Return each record word for word, keeping none of its pictures.

── Data provided ──

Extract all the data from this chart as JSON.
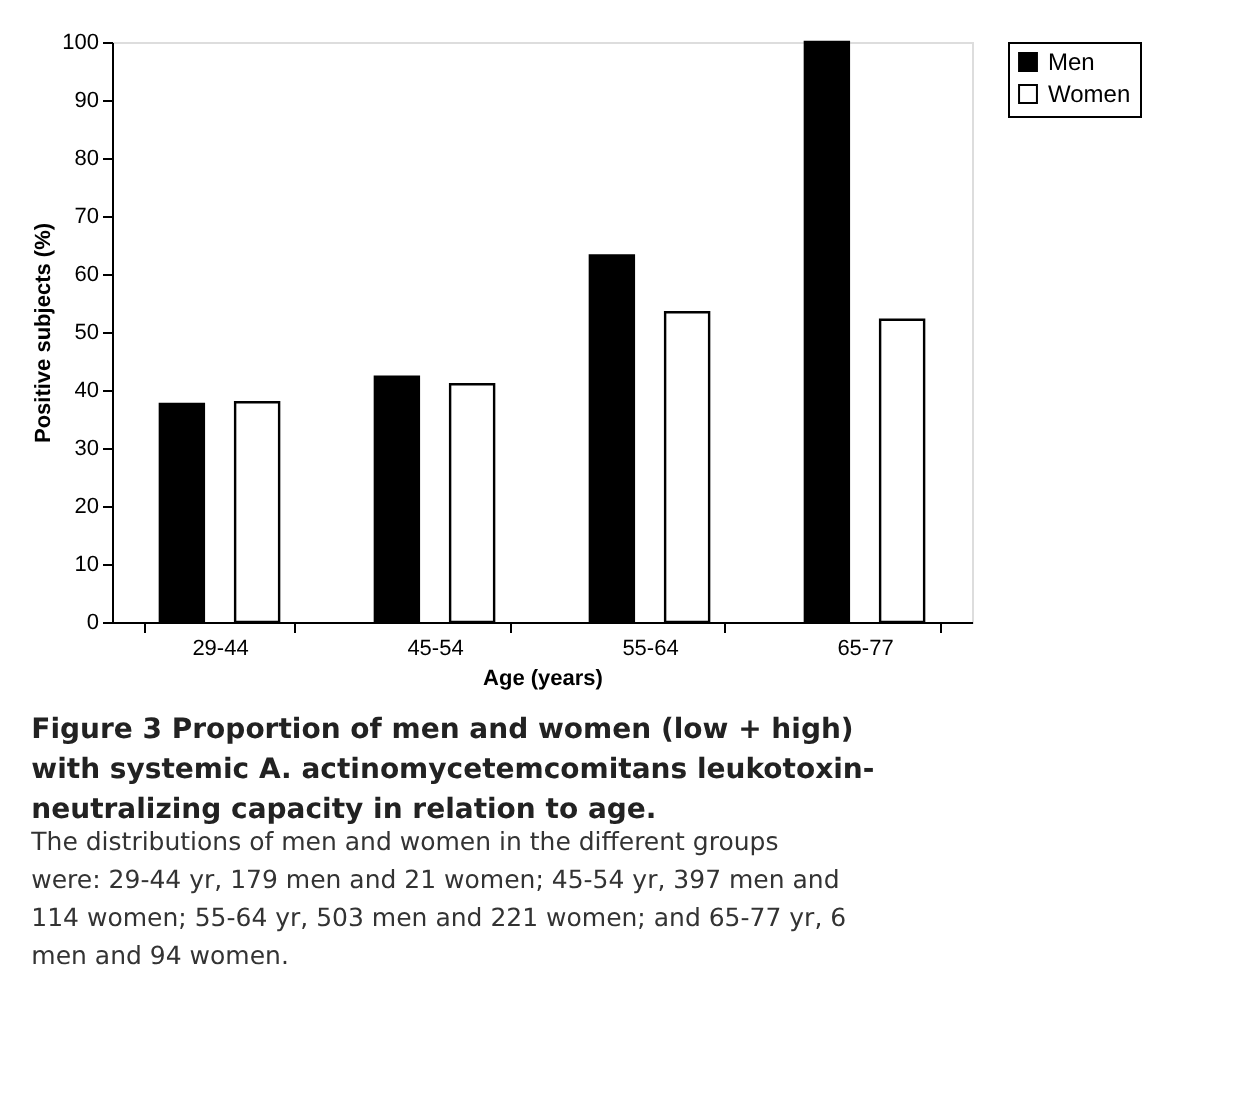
{
  "chart_data": {
    "type": "bar",
    "title": "Figure 3 Proportion of men and women (low + high) with systemic A. actinomycetemcomitans leukotoxin-neutralizing capacity in relation to age.",
    "annotations": [
      "The distributions of men and women in the different groups were: 29-44 yr, 179 men and 21 women; 45-54 yr, 397 men and 114 women; 55-64 yr, 503 men and 221 women; and 65-77 yr, 6 men and 94 women."
    ],
    "xlabel": "Age (years)",
    "ylabel": "Positive subjects (%)",
    "categories": [
      "29-44",
      "45-54",
      "55-64",
      "65-77"
    ],
    "series": [
      {
        "name": "Men",
        "color": "#000000",
        "values": [
          37.6,
          42.3,
          63.2,
          100
        ]
      },
      {
        "name": "Women",
        "color": "#ffffff",
        "values": [
          37.9,
          41.0,
          53.4,
          52.1
        ]
      }
    ],
    "ylim": [
      0,
      100
    ],
    "yticks": [
      0,
      10,
      20,
      30,
      40,
      50,
      60,
      70,
      80,
      90,
      100
    ],
    "grid": false,
    "legend": "right"
  }
}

───

Task result:
Extract all the data from this chart as JSON.
{
  "chart_data": {
    "type": "bar",
    "title": "Figure 3 Proportion of men and women (low + high) with systemic A. actinomycetemcomitans leukotoxin-neutralizing capacity in relation to age.",
    "annotations": [
      "The distributions of men and women in the different groups were: 29-44 yr, 179 men and 21 women; 45-54 yr, 397 men and 114 women; 55-64 yr, 503 men and 221 women; and 65-77 yr, 6 men and 94 women."
    ],
    "xlabel": "Age (years)",
    "ylabel": "Positive subjects (%)",
    "categories": [
      "29-44",
      "45-54",
      "55-64",
      "65-77"
    ],
    "series": [
      {
        "name": "Men",
        "color": "#000000",
        "values": [
          37.6,
          42.3,
          63.2,
          100
        ]
      },
      {
        "name": "Women",
        "color": "#ffffff",
        "values": [
          37.9,
          41.0,
          53.4,
          52.1
        ]
      }
    ],
    "ylim": [
      0,
      100
    ],
    "yticks": [
      0,
      10,
      20,
      30,
      40,
      50,
      60,
      70,
      80,
      90,
      100
    ],
    "grid": false,
    "legend": "right"
  }
}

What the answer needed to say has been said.